-- begin --

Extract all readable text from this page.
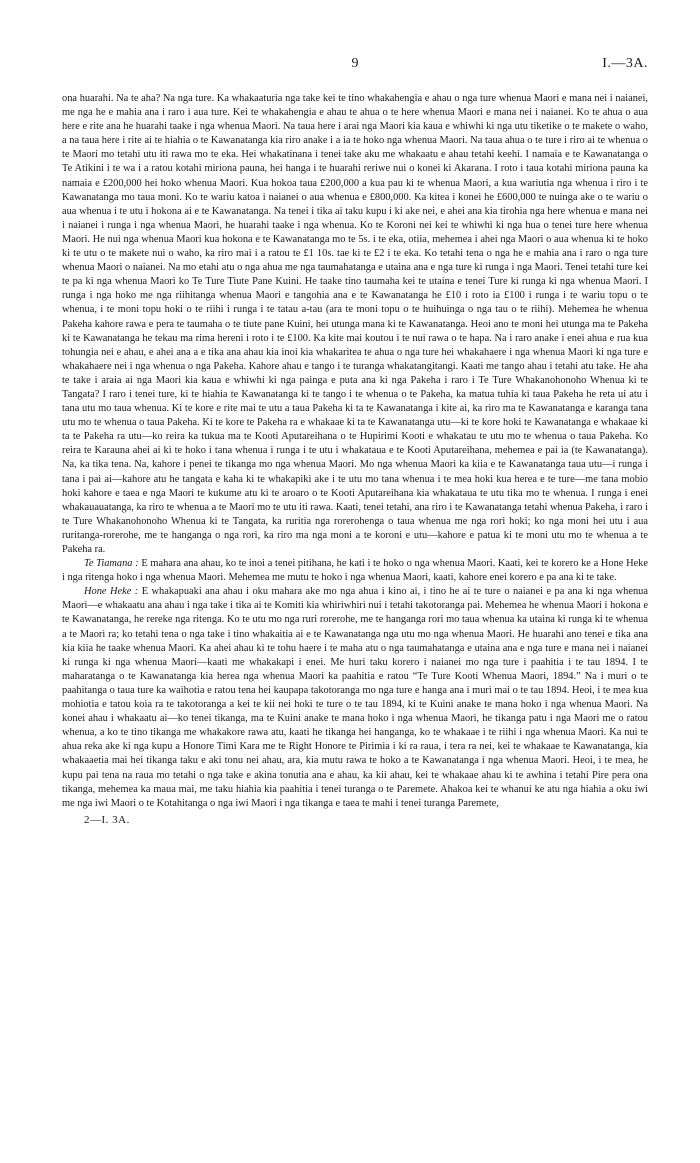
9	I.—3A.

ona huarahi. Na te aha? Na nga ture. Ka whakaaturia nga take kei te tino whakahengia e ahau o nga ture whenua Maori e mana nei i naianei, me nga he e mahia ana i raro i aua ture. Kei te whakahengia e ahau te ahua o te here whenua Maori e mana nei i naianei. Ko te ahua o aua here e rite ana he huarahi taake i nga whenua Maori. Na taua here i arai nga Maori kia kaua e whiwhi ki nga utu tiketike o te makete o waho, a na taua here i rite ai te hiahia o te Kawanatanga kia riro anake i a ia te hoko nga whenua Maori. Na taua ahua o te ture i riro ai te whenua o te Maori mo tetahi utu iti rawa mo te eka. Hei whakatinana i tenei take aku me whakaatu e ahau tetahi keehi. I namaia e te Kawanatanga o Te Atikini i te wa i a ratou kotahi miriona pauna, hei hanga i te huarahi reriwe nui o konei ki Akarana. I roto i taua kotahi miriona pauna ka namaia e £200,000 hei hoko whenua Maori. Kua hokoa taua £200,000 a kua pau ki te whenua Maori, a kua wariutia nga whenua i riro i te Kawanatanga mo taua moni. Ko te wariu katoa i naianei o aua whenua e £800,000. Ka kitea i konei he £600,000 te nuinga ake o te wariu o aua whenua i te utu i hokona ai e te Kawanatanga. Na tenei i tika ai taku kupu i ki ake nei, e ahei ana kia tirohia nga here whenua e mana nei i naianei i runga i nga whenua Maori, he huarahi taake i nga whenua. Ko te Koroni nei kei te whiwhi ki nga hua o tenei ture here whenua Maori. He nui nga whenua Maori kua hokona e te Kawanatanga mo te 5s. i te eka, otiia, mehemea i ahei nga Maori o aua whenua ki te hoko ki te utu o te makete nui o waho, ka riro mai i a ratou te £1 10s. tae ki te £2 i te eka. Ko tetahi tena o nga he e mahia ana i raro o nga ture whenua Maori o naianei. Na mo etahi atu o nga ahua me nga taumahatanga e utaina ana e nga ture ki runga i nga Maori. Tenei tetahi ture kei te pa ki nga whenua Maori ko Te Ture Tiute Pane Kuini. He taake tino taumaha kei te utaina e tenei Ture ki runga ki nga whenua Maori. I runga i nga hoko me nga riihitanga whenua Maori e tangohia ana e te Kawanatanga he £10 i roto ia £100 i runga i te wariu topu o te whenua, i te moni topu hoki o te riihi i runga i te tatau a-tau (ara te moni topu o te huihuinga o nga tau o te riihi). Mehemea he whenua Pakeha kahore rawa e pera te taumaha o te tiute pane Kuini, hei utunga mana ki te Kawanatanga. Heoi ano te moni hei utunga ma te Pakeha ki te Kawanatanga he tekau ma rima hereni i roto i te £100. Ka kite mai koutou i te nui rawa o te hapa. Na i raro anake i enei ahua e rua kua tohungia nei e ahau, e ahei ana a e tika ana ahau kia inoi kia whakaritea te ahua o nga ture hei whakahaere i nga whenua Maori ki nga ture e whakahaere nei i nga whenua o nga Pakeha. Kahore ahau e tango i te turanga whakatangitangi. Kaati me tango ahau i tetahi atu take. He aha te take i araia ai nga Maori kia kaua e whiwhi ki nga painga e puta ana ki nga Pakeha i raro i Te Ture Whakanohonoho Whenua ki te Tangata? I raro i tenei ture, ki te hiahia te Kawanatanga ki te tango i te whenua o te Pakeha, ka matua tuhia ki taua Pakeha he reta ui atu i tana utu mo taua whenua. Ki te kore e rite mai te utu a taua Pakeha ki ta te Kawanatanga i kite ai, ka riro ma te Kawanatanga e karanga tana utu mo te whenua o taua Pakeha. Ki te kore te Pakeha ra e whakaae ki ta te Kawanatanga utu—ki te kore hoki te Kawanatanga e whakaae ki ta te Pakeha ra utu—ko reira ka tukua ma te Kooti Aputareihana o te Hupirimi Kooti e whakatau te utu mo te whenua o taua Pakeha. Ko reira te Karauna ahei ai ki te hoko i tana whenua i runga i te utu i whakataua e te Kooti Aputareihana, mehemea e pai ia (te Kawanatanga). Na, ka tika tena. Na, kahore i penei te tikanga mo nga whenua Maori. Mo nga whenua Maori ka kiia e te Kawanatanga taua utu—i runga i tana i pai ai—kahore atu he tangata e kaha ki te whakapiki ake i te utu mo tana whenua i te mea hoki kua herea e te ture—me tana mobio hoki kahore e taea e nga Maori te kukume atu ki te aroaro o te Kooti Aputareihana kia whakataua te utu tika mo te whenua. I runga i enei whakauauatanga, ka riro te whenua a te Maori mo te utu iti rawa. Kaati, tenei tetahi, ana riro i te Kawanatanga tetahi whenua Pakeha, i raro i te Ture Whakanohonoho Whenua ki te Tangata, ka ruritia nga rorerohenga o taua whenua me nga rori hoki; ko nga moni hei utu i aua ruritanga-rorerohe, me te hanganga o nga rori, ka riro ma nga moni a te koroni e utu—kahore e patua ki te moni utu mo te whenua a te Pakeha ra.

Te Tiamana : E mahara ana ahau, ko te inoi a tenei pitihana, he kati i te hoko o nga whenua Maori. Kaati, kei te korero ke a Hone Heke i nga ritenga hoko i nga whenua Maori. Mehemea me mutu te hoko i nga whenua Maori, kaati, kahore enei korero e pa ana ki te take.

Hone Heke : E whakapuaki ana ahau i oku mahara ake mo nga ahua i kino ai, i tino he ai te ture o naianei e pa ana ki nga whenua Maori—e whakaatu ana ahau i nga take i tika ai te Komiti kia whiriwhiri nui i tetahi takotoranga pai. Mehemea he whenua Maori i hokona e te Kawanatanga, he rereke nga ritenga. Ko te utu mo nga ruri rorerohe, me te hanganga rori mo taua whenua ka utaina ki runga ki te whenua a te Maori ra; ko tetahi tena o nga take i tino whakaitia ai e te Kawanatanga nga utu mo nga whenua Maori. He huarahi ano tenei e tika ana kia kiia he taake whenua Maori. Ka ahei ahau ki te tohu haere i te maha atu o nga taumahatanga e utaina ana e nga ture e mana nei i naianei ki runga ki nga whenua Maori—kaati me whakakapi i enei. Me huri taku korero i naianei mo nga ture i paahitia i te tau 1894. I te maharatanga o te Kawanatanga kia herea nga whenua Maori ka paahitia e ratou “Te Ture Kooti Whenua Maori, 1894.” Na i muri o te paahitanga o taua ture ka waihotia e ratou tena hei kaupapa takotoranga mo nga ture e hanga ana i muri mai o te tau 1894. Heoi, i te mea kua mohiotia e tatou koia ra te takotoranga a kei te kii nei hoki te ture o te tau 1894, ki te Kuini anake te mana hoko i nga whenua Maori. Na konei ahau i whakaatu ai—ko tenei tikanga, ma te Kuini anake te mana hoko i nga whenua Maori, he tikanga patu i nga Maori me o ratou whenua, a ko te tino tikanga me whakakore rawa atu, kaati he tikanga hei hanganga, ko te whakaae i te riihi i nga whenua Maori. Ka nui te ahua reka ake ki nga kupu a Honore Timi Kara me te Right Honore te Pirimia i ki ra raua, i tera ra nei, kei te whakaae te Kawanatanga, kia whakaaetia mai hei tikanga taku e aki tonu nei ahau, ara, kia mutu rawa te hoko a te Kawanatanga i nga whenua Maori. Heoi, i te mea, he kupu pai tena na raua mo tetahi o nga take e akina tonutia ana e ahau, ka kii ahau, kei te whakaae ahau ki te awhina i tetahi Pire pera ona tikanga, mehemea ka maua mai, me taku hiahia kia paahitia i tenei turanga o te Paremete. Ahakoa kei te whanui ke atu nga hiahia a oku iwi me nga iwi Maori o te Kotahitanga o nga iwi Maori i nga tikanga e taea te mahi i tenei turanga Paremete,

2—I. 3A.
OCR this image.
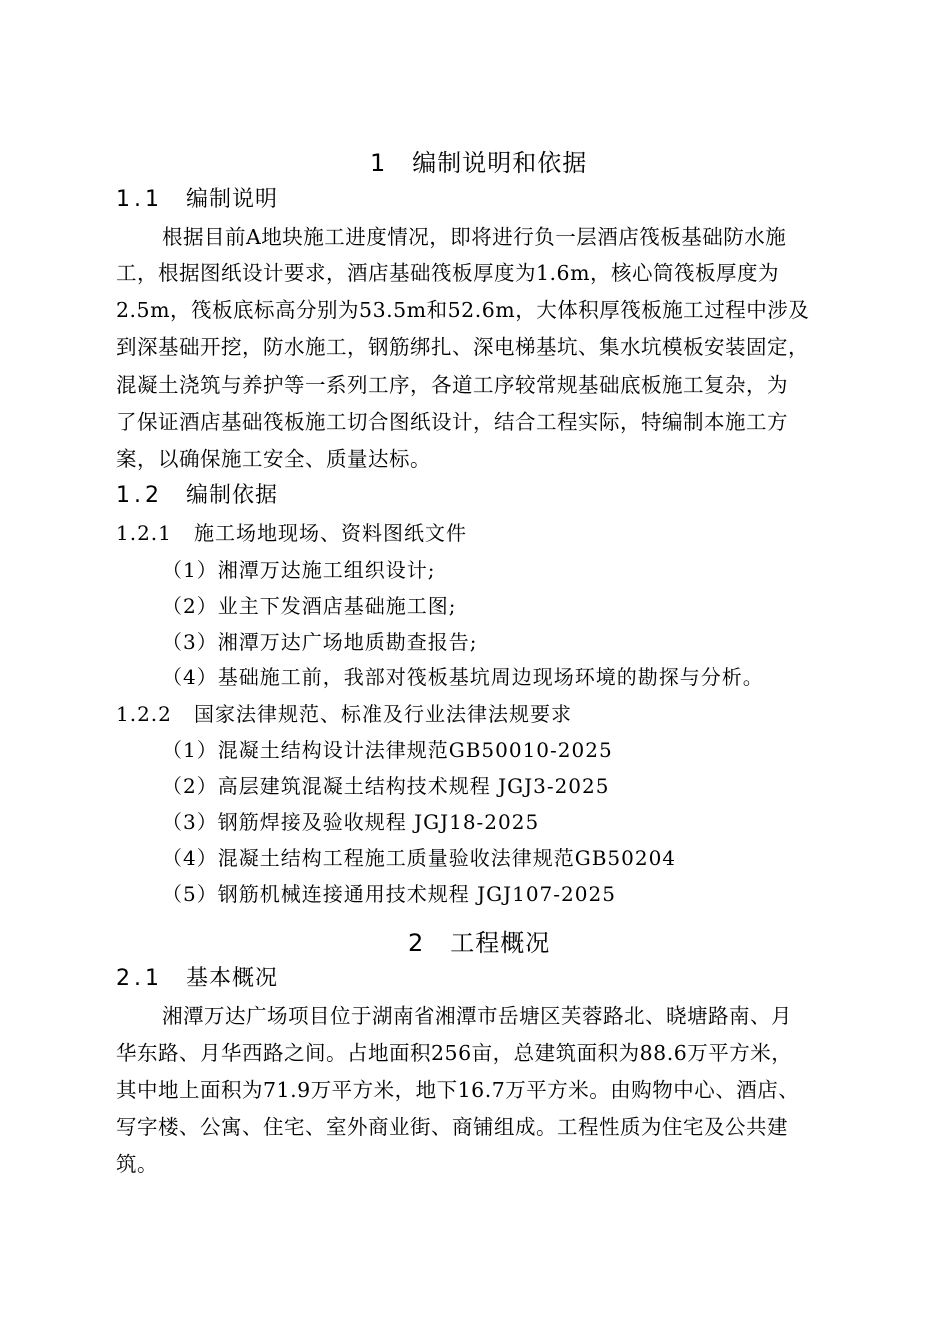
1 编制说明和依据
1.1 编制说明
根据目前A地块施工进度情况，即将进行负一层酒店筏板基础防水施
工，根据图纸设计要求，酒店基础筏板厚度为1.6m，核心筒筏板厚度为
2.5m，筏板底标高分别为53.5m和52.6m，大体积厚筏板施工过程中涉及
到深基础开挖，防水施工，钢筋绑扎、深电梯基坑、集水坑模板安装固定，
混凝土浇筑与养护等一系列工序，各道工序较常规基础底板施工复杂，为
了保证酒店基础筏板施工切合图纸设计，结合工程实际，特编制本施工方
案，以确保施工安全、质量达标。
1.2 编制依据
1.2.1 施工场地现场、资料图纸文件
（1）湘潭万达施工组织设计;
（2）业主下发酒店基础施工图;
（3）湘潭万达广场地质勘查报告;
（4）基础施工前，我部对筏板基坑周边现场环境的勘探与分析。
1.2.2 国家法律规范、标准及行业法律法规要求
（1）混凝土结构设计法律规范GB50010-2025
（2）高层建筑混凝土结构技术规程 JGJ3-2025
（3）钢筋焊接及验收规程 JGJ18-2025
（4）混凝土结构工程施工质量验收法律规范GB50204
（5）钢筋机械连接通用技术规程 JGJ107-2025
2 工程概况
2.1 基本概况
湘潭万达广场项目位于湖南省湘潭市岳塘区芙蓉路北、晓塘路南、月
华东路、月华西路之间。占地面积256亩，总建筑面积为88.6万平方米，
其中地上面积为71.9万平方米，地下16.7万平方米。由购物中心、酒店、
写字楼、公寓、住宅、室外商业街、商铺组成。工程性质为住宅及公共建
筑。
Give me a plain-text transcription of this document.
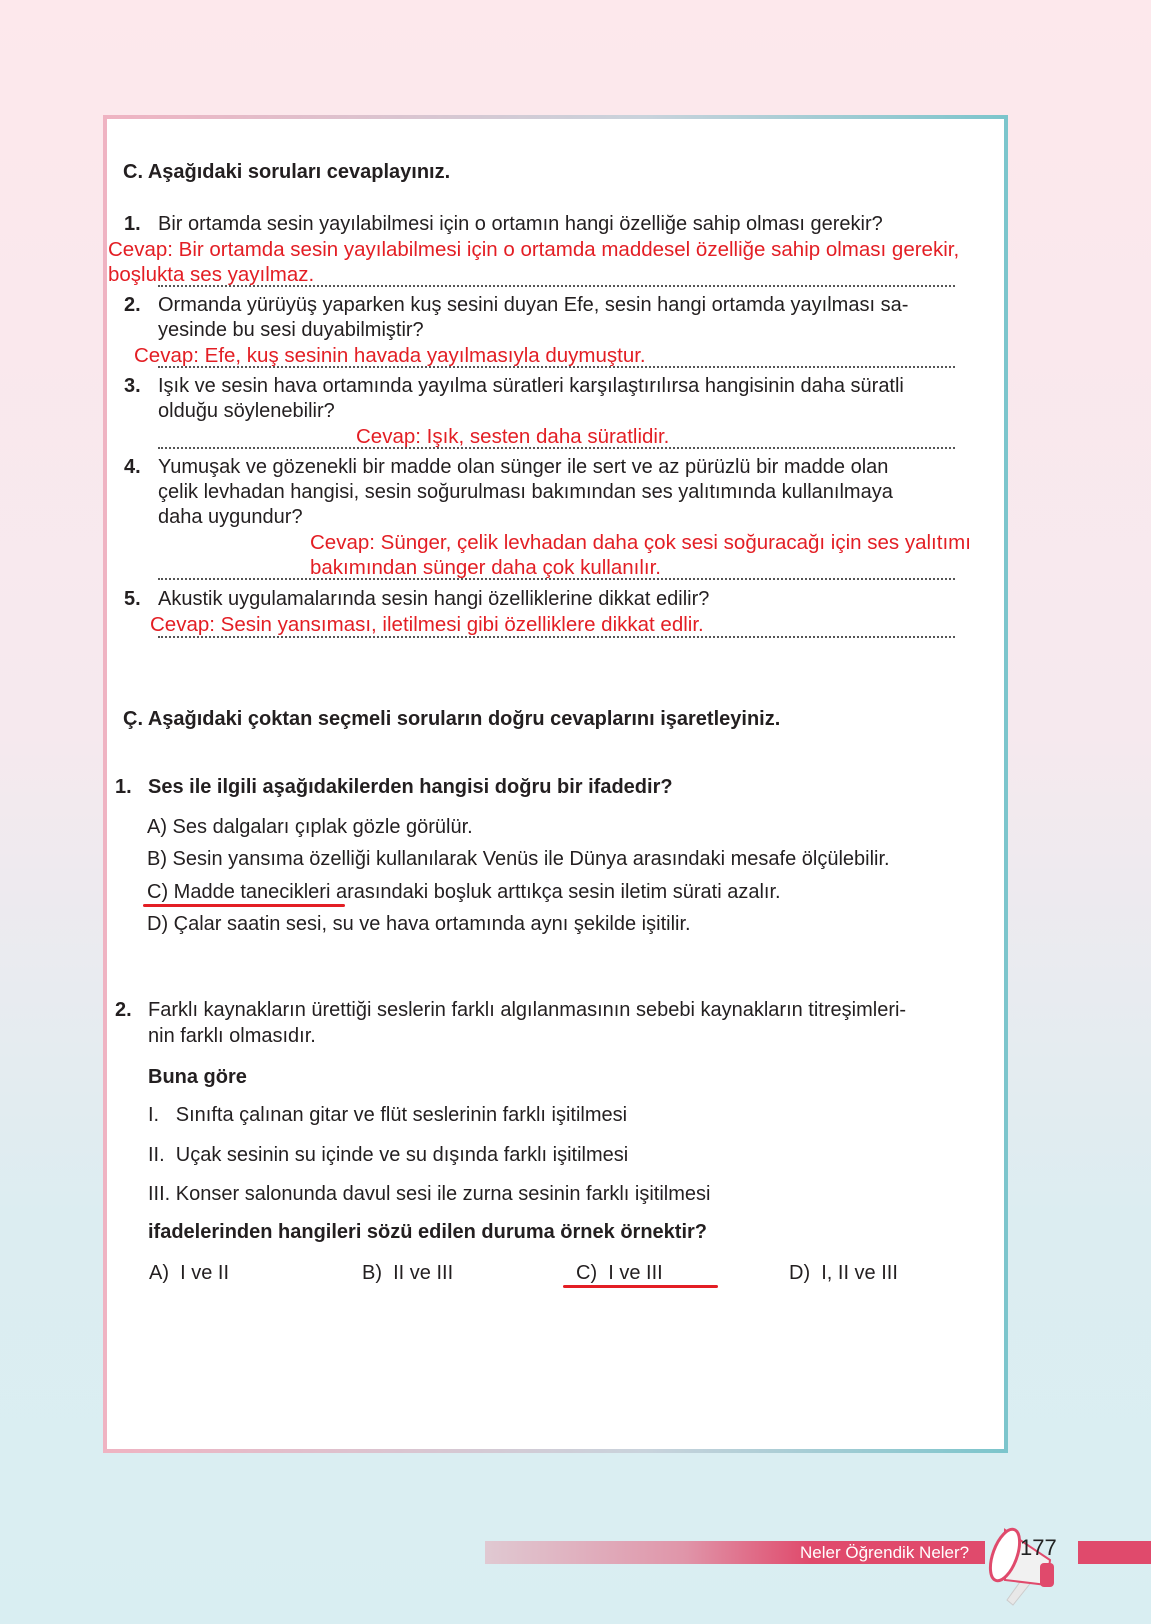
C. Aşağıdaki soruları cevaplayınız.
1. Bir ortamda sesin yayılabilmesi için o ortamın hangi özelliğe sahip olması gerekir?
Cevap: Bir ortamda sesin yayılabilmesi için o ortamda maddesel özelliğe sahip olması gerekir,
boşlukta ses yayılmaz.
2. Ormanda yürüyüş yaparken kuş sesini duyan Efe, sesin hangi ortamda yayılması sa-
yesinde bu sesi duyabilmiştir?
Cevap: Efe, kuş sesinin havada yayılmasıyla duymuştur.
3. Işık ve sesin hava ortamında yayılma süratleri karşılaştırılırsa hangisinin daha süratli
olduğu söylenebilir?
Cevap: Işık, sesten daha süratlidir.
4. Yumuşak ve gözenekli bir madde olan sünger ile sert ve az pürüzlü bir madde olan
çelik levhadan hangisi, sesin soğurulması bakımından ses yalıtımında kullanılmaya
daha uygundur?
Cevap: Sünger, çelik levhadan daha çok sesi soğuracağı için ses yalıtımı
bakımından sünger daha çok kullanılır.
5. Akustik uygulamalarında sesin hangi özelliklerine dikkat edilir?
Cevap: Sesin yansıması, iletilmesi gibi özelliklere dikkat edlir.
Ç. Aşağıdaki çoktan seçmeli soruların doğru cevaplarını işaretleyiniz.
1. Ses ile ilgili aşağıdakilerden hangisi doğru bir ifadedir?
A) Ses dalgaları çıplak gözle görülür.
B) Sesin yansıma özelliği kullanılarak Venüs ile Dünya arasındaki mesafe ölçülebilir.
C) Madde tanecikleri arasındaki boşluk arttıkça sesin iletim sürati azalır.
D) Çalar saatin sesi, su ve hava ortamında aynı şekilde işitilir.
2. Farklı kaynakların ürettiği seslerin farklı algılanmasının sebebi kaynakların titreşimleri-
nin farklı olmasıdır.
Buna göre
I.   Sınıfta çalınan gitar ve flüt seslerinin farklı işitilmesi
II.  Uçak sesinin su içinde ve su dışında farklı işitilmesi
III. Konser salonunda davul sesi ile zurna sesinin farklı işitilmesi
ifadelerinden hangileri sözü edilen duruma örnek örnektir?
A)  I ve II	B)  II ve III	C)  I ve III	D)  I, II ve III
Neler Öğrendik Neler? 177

-- end --

**YOUR OBJECTIVE**
Pick out the lines containing the string "doğru".

**RESULT**
Ç. Aşağıdaki çoktan seçmeli soruların doğru cevaplarını işaretleyiniz.
1. Ses ile ilgili aşağıdakilerden hangisi doğru bir ifadedir?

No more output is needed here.